START RECORDS FOR THIS EXERCISE
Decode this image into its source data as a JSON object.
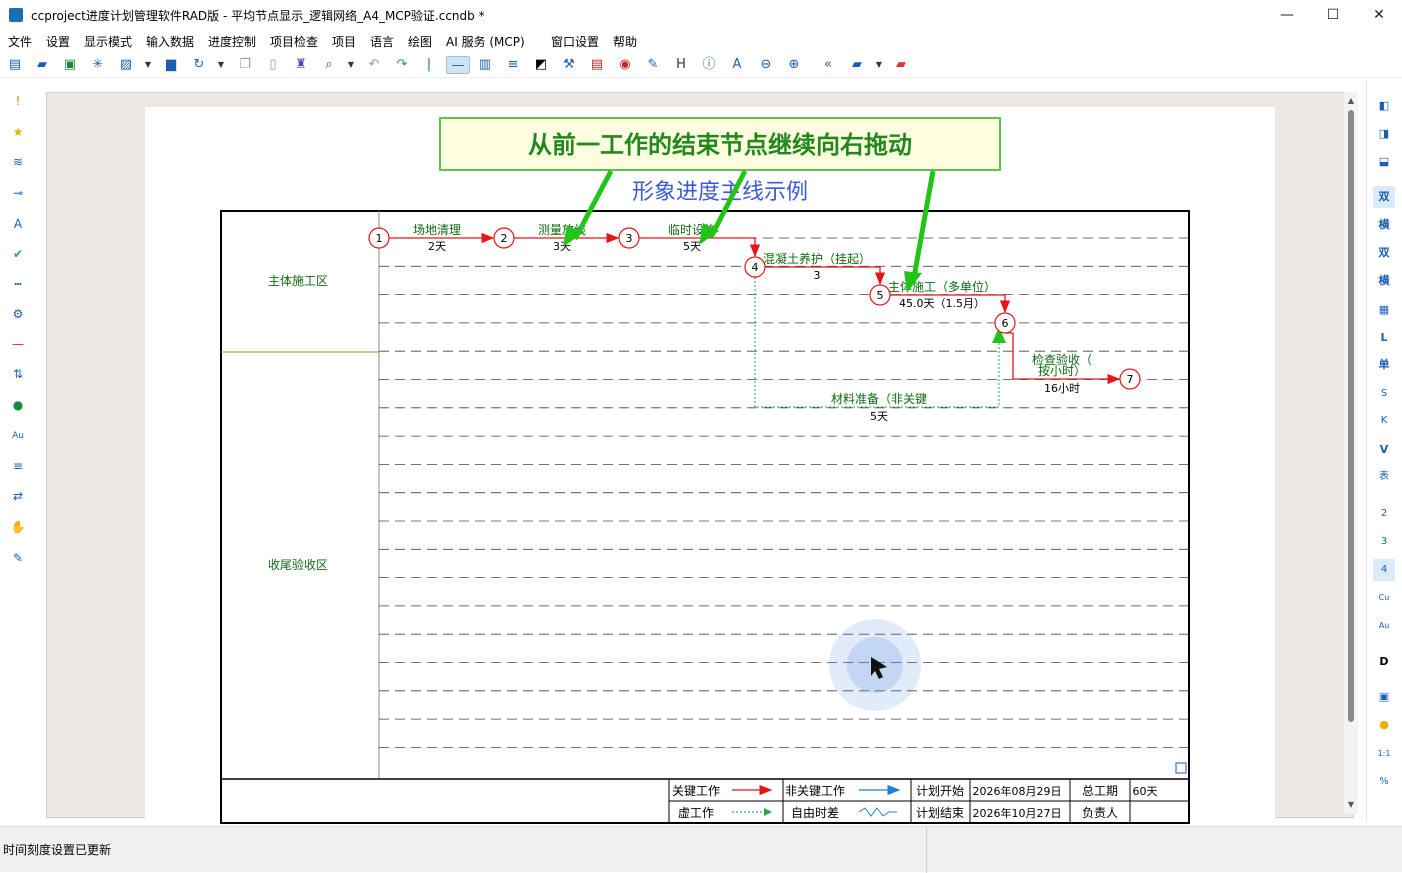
{
  "window": {
    "title": "ccproject进度计划管理软件RAD版 - 平均节点显示_逻辑网络_A4_MCP验证.ccndb *",
    "minimize": "—",
    "maximize": "☐",
    "close": "✕"
  },
  "menu": [
    "文件",
    "设置",
    "显示模式",
    "输入数据",
    "进度控制",
    "项目检查",
    "项目",
    "语言",
    "绘图",
    "AI 服务 (MCP)",
    "窗口设置",
    "帮助"
  ],
  "toolbar_icons": [
    "new-doc-icon",
    "open-folder-icon",
    "save-icon",
    "asterisk-icon",
    "image-icon",
    "print-icon",
    "refresh-icon",
    "copy-icon",
    "paste-icon",
    "brush-icon",
    "search-icon",
    "undo-icon",
    "redo-icon",
    "line-icon",
    "bar-icon",
    "sort-icon",
    "filter-icon",
    "tool-icon",
    "doc-icon",
    "palette-icon",
    "edit-icon",
    "h-icon",
    "info-icon",
    "a-icon",
    "zoom-out-icon",
    "zoom-in-icon",
    "back-icon",
    "folder-icon",
    "red-folder-icon"
  ],
  "callout": {
    "text": "从前一工作的结束节点继续向右拖动",
    "colors": {
      "fill": "#fdfde0",
      "border": "#5cc24a",
      "text": "#22881e",
      "arrow": "#22c41a"
    }
  },
  "diagram": {
    "title": "形象进度主线示例",
    "zones": [
      "主体施工区",
      "收尾验收区"
    ],
    "nodes": [
      "1",
      "2",
      "3",
      "4",
      "5",
      "6",
      "7"
    ],
    "tasks": [
      {
        "name": "场地清理",
        "duration": "2天"
      },
      {
        "name": "测量放线",
        "duration": "3天"
      },
      {
        "name": "临时设施",
        "duration": "5天"
      },
      {
        "name": "混凝土养护（挂起）",
        "duration": "3"
      },
      {
        "name": "主体施工（多单位）",
        "duration": "45.0天（1.5月）"
      },
      {
        "name_line1": "检查验收（",
        "name_line2": "按小时）",
        "duration": "16小时"
      },
      {
        "name": "材料准备（非关键",
        "duration": "5天"
      }
    ],
    "legend": {
      "critical": "关键工作",
      "noncritical": "非关键工作",
      "dummy": "虚工作",
      "free_float": "自由时差",
      "plan_start_label": "计划开始",
      "plan_start": "2026年08月29日",
      "plan_end_label": "计划结束",
      "plan_end": "2026年10月27日",
      "total_duration_label": "总工期",
      "total_duration": "60天",
      "owner_label": "负责人",
      "owner": ""
    },
    "colors": {
      "critical": "#e01818",
      "noncritical": "#1f7fd6",
      "dummy": "#2aa84a",
      "text": "#0f6a0f",
      "title": "#3b5bd6"
    }
  },
  "right_bar": [
    "layout-left-icon",
    "layout-right-icon",
    "layout-bottom-icon",
    "双",
    "横",
    "双",
    "横",
    "table-icon",
    "L",
    "单",
    "S",
    "K",
    "V",
    "表",
    "2",
    "3",
    "4",
    "Cu",
    "Au",
    "D",
    "calendar-icon",
    "comment-icon",
    "1:1",
    "%"
  ],
  "status": {
    "message": "时间刻度设置已更新"
  }
}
END RECORDS FOR THIS EXERCISE
Locate the lines above that contain "folder" and copy them.

SOLUTION:
    "open-folder-icon",
    "folder-icon",
    "red-folder-icon"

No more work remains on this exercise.